(Saved entries)
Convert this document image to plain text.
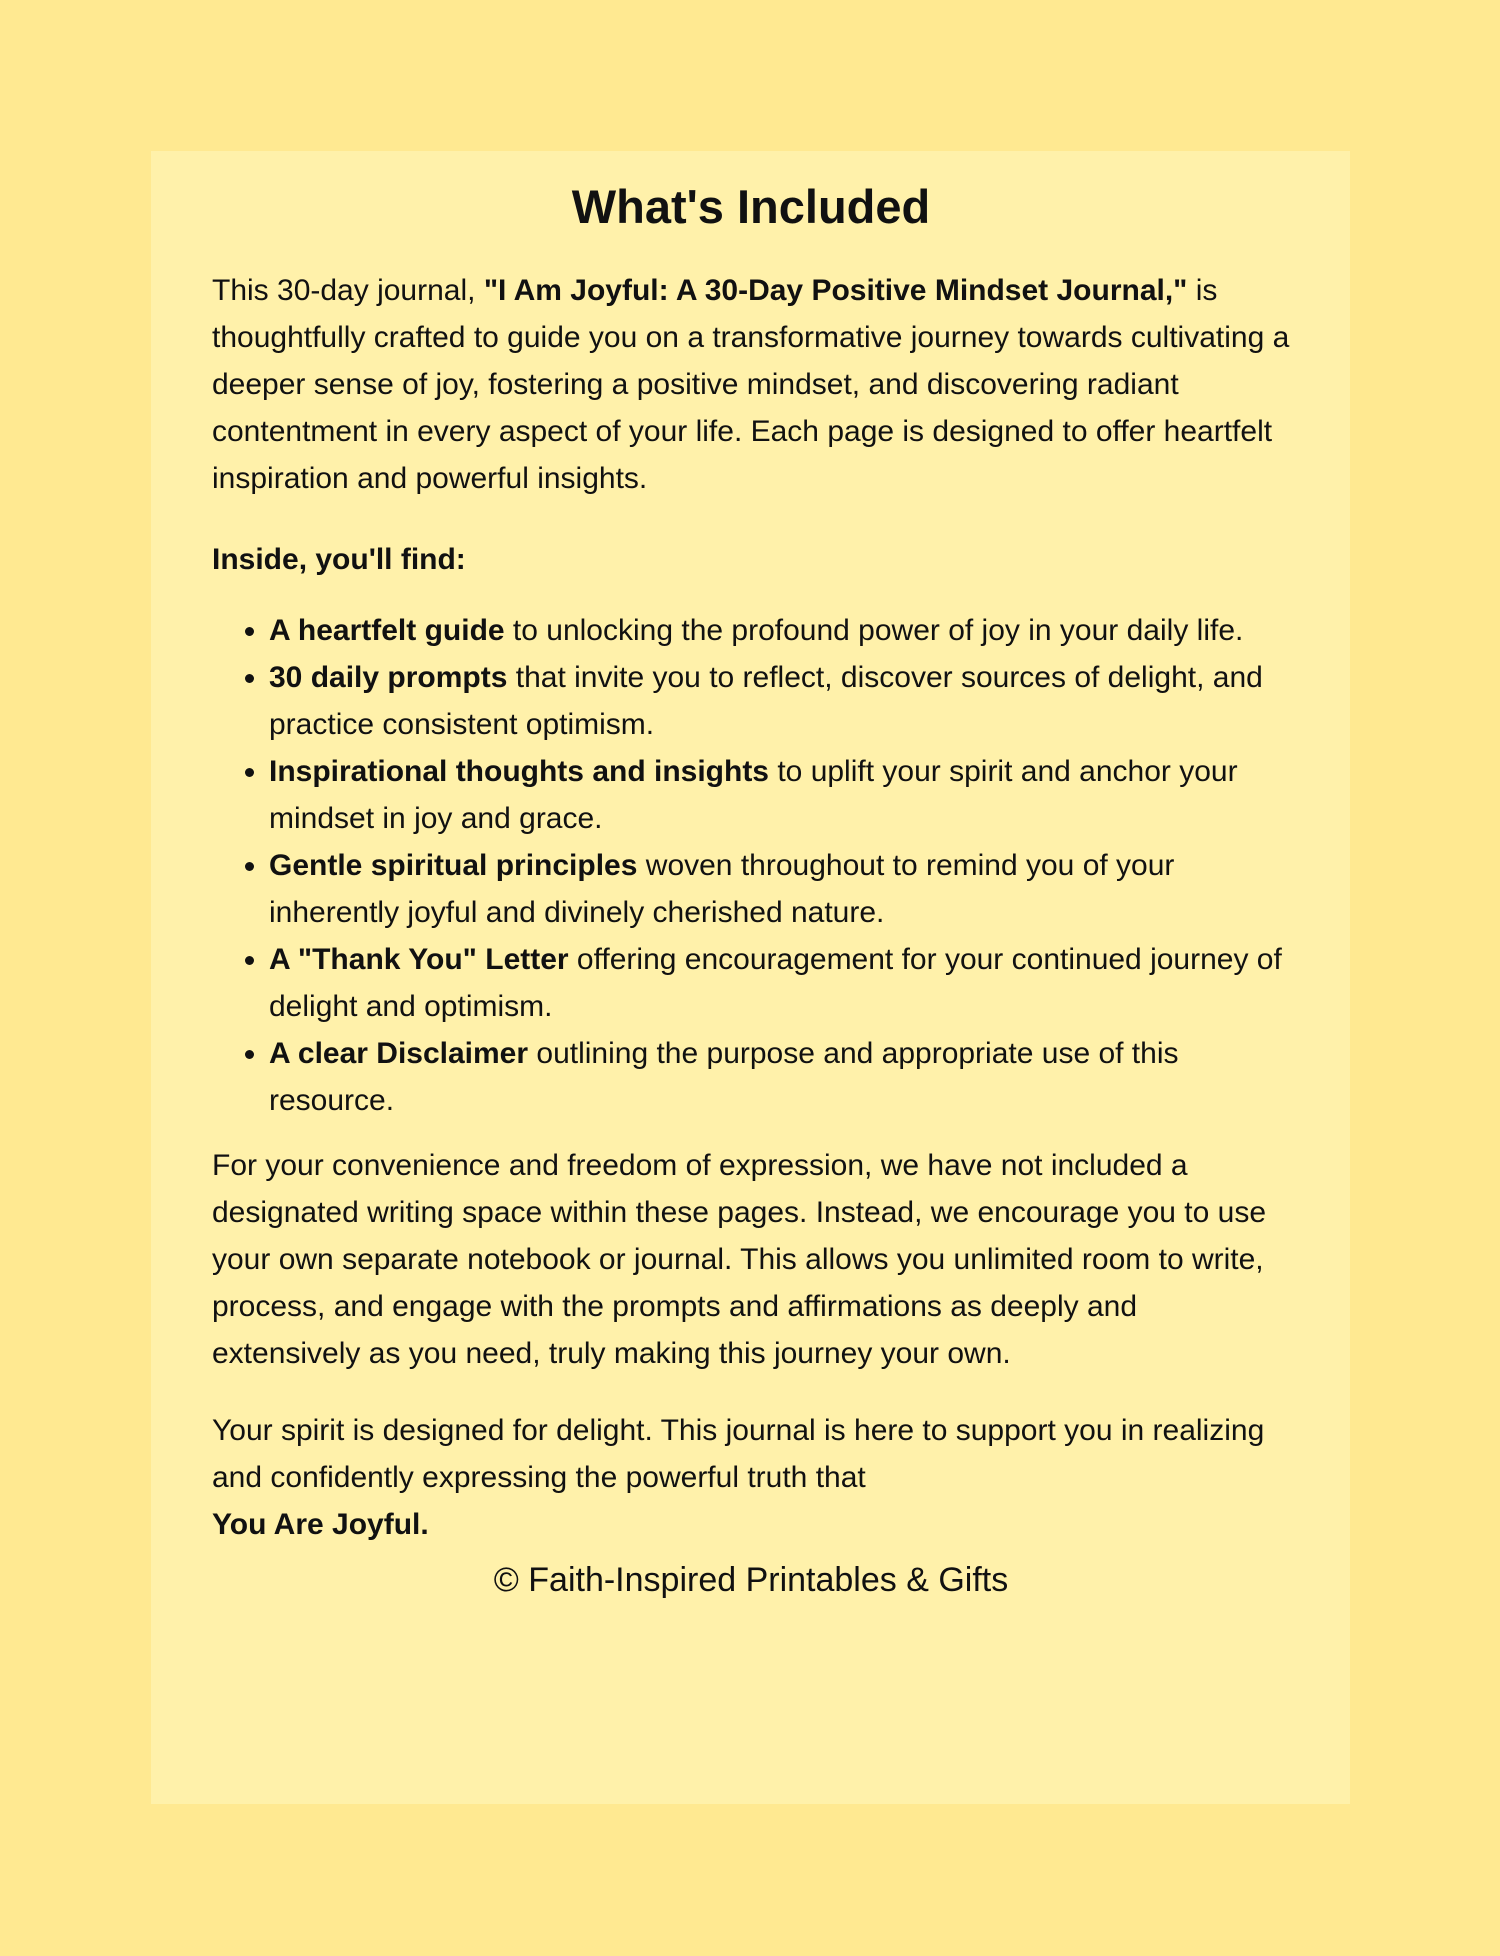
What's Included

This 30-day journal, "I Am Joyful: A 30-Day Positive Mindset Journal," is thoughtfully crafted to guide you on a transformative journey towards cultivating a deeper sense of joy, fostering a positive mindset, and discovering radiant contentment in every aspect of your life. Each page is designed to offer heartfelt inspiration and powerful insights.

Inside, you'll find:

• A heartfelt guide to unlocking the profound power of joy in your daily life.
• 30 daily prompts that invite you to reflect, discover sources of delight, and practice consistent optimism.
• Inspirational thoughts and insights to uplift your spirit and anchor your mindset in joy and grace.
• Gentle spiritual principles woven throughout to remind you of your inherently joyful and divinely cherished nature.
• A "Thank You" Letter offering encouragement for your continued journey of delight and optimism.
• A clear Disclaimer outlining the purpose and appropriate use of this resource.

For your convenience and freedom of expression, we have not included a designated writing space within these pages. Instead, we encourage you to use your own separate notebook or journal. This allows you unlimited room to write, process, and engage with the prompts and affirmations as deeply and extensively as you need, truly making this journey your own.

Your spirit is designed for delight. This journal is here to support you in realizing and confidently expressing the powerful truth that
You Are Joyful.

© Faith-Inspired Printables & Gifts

### PROBLEM
Please write out all of the material above without changing a word, and omit any pictures.

### SOLUTION TO THIS PROBLEM
Convert this document image to plain text.
What's Included

This 30-day journal, "I Am Joyful: A 30-Day Positive Mindset Journal," is thoughtfully crafted to guide you on a transformative journey towards cultivating a deeper sense of joy, fostering a positive mindset, and discovering radiant contentment in every aspect of your life. Each page is designed to offer heartfelt inspiration and powerful insights.

Inside, you'll find:

• A heartfelt guide to unlocking the profound power of joy in your daily life.
• 30 daily prompts that invite you to reflect, discover sources of delight, and practice consistent optimism.
• Inspirational thoughts and insights to uplift your spirit and anchor your mindset in joy and grace.
• Gentle spiritual principles woven throughout to remind you of your inherently joyful and divinely cherished nature.
• A "Thank You" Letter offering encouragement for your continued journey of delight and optimism.
• A clear Disclaimer outlining the purpose and appropriate use of this resource.

For your convenience and freedom of expression, we have not included a designated writing space within these pages. Instead, we encourage you to use your own separate notebook or journal. This allows you unlimited room to write, process, and engage with the prompts and affirmations as deeply and extensively as you need, truly making this journey your own.

Your spirit is designed for delight. This journal is here to support you in realizing and confidently expressing the powerful truth that
You Are Joyful.

© Faith-Inspired Printables & Gifts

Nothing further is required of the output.